#### Aim of the exercise:
Only a number is wanted here. Tally the lines of the data that contain "ylabel".

#### Dataset excerpts:

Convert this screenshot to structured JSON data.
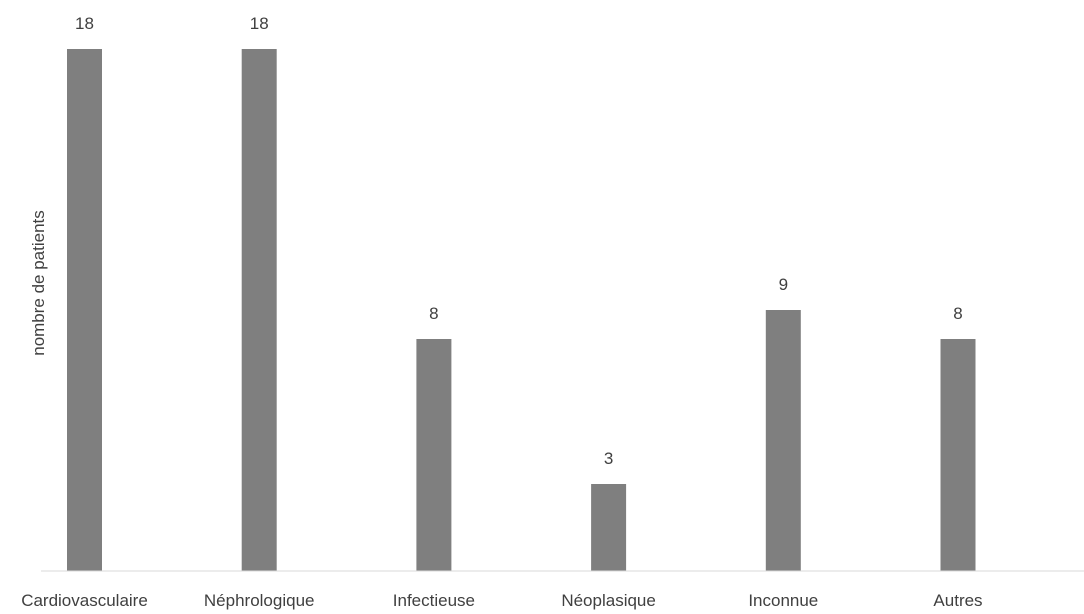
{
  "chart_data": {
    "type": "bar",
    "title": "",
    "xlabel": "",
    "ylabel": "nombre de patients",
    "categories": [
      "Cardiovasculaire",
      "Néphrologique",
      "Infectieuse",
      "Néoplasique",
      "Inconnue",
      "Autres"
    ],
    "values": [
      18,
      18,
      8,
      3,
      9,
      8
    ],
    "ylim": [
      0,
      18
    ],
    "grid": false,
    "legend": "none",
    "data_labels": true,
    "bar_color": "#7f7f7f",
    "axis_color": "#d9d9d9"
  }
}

...

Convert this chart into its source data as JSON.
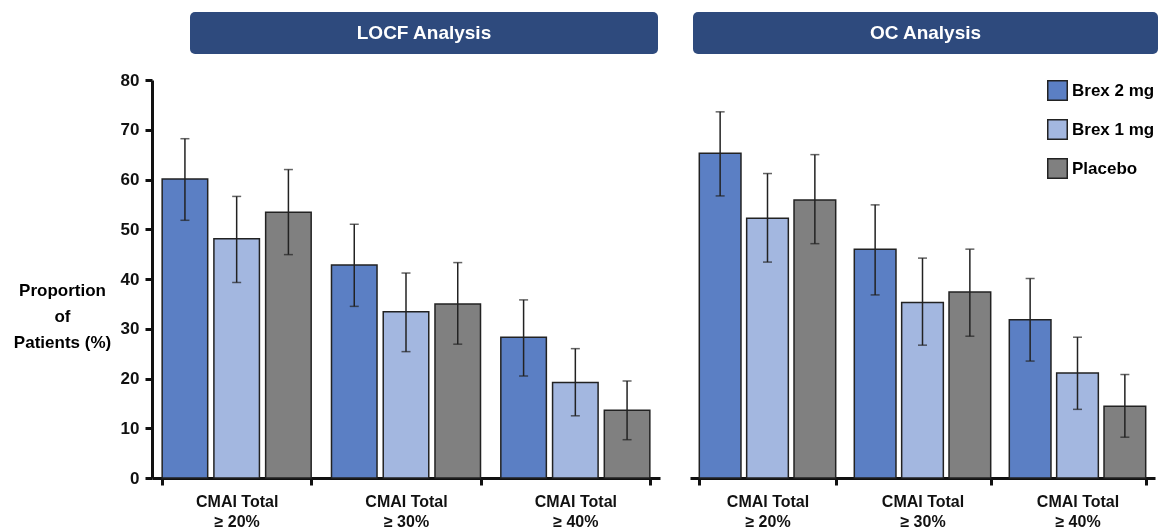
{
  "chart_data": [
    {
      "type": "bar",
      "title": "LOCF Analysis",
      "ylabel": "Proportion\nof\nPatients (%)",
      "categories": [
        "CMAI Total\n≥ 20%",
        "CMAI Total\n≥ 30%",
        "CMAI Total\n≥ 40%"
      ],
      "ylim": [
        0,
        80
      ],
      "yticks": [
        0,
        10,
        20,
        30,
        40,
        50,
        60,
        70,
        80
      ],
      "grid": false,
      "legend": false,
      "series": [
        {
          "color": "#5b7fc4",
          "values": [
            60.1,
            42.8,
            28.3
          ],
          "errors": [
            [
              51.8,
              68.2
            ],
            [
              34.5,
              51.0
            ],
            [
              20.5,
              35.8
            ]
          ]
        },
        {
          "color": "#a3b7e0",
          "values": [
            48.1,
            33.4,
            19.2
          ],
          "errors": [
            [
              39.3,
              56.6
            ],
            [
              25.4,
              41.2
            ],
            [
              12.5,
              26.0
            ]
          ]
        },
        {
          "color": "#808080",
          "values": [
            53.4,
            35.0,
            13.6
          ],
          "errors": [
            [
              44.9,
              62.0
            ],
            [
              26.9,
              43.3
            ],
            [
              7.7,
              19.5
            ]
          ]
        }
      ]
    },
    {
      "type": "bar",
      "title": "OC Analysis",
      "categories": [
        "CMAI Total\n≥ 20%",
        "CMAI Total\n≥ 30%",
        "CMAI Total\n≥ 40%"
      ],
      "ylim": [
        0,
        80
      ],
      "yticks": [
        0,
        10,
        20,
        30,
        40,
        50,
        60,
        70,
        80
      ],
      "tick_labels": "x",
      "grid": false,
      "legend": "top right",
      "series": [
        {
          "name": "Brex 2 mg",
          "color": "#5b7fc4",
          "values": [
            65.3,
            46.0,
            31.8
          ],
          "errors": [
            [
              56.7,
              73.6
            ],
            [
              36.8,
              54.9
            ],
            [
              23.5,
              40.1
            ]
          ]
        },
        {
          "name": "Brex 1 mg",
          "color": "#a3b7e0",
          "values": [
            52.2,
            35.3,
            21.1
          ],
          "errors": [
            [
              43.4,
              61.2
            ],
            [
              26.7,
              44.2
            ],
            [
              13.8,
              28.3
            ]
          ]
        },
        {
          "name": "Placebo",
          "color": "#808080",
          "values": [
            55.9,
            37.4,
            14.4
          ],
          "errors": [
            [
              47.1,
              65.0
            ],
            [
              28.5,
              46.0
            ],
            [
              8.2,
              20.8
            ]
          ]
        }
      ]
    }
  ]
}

#### Result of this task:
2